* [REQUEST] Would you transcribe the whole listing exactly, minus its pictures?

* [DATA FOR THE TASK]

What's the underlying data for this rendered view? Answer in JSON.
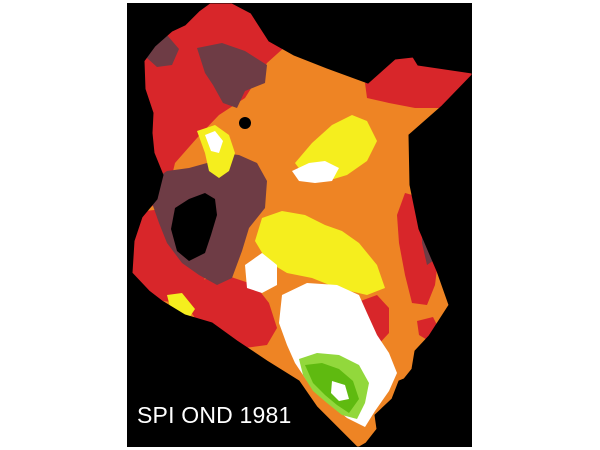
{
  "map": {
    "caption": "SPI OND 1981",
    "background_color": "#000000",
    "palette": {
      "maroon": "#6e3c45",
      "red": "#d8262a",
      "orange": "#ee8424",
      "yellow": "#f5ee1e",
      "white": "#ffffff",
      "light_green": "#92d83c",
      "green": "#5fba10"
    }
  }
}
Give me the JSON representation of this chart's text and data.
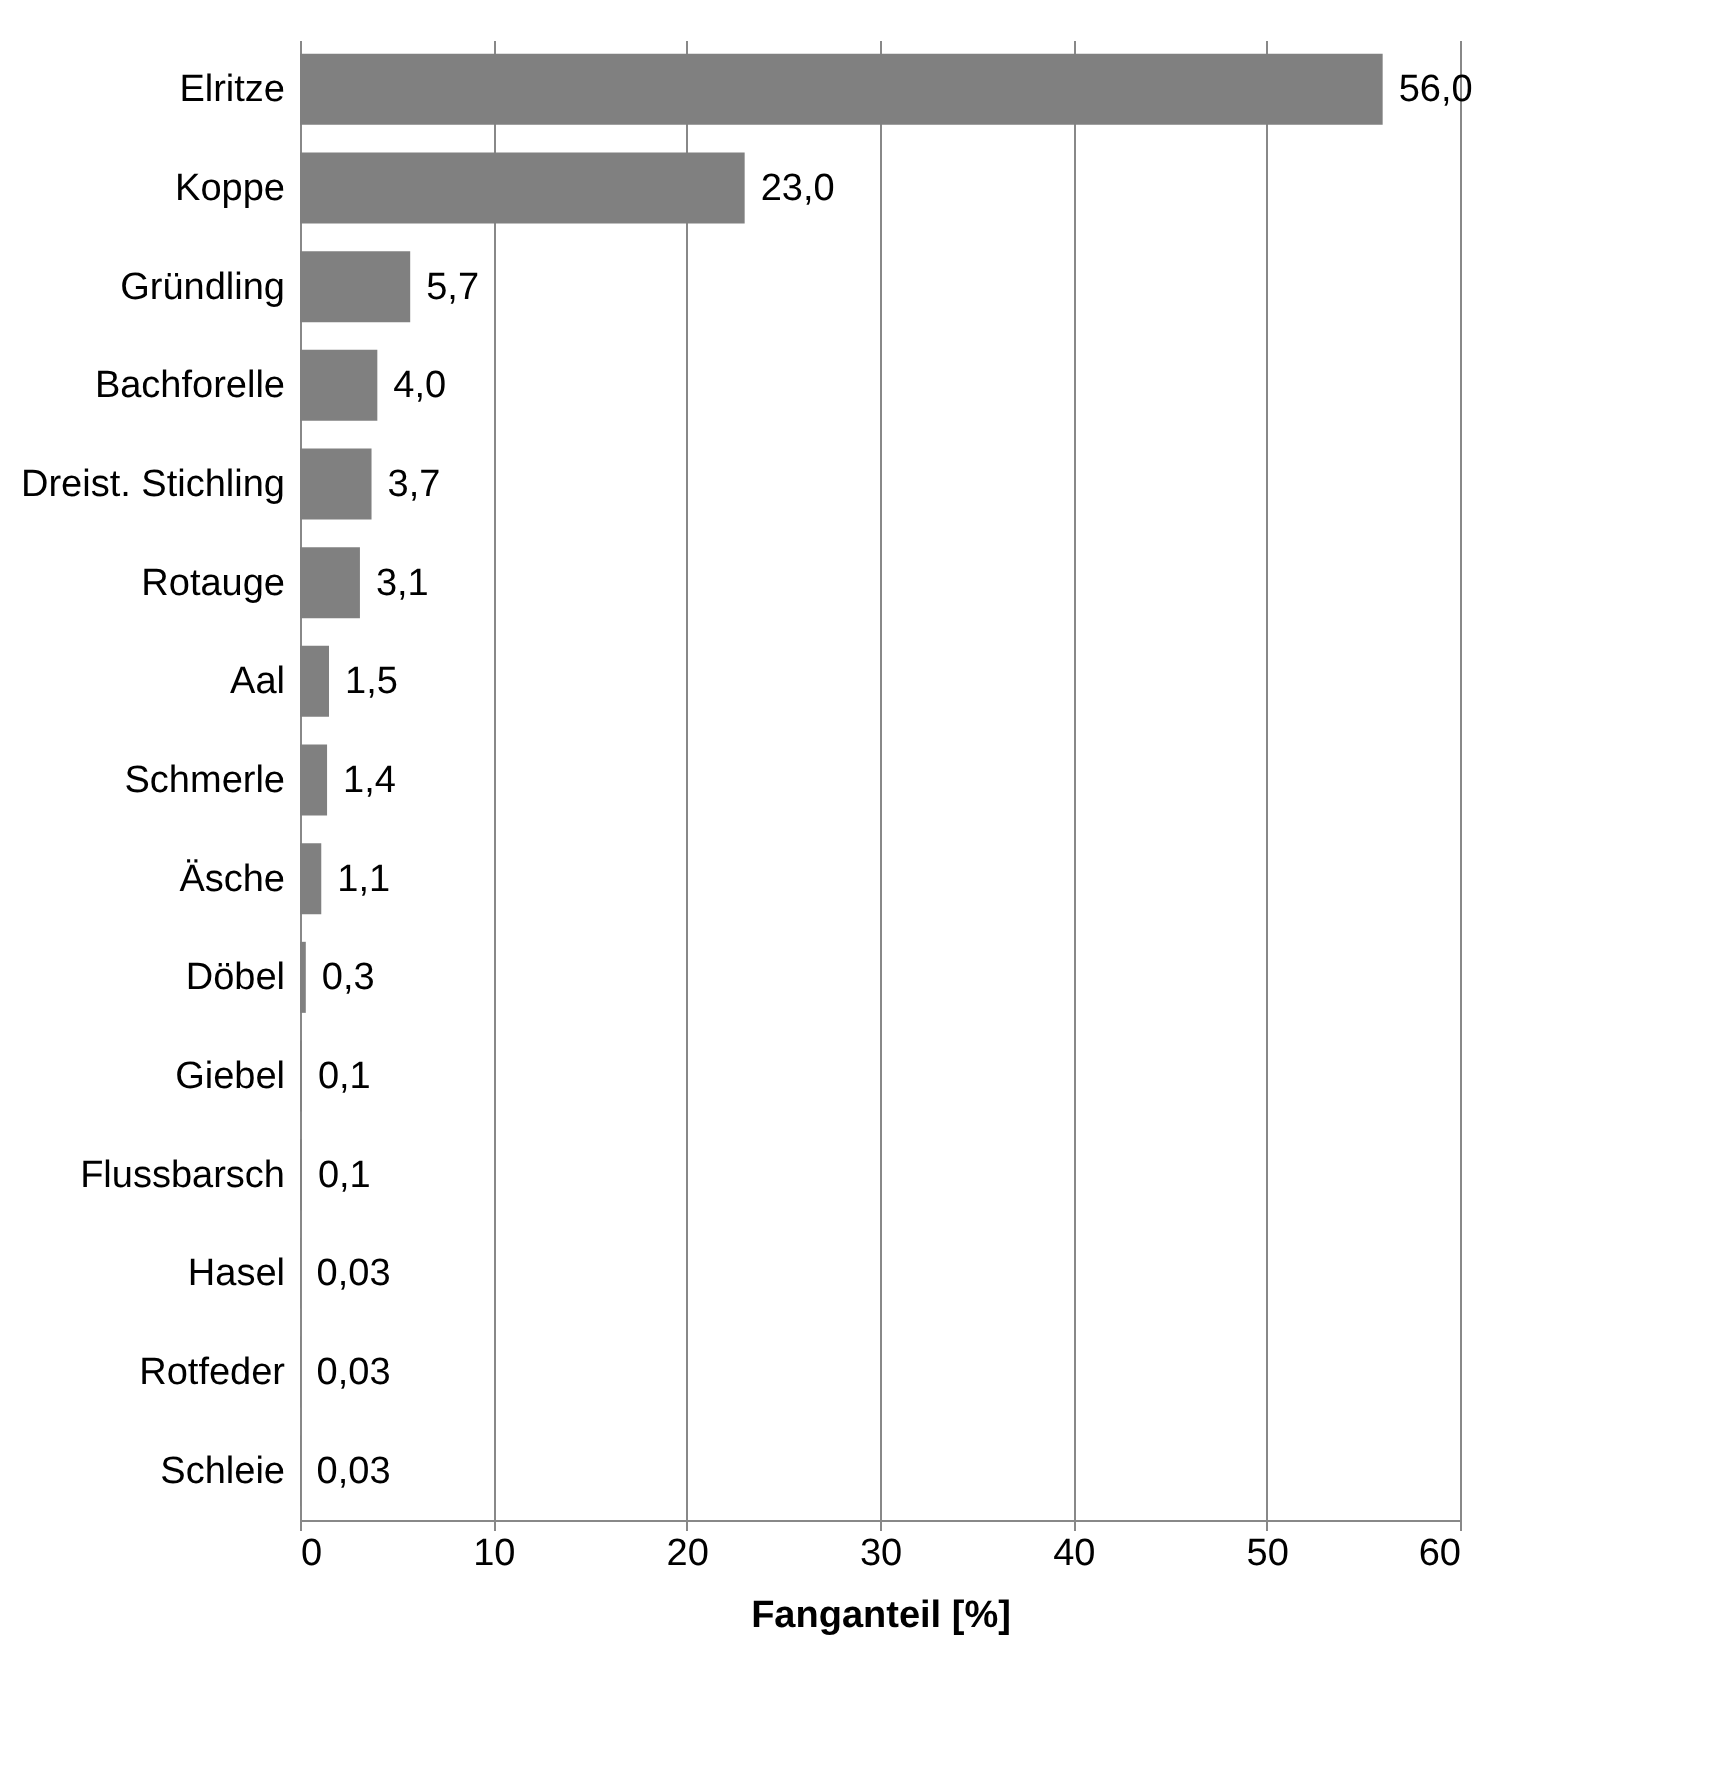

* [EXPECTED ANSWER]
What's the underlying data for this rendered view? Answer in JSON.
{
  "map": {
    "caption": "SPI OND 1981",
    "background_color": "#000000",
    "palette": {
      "maroon": "#6e3c45",
      "red": "#d8262a",
      "orange": "#ee8424",
      "yellow": "#f5ee1e",
      "white": "#ffffff",
      "light_green": "#92d83c",
      "green": "#5fba10"
    }
  }
}
Give me the JSON representation of this chart's text and data.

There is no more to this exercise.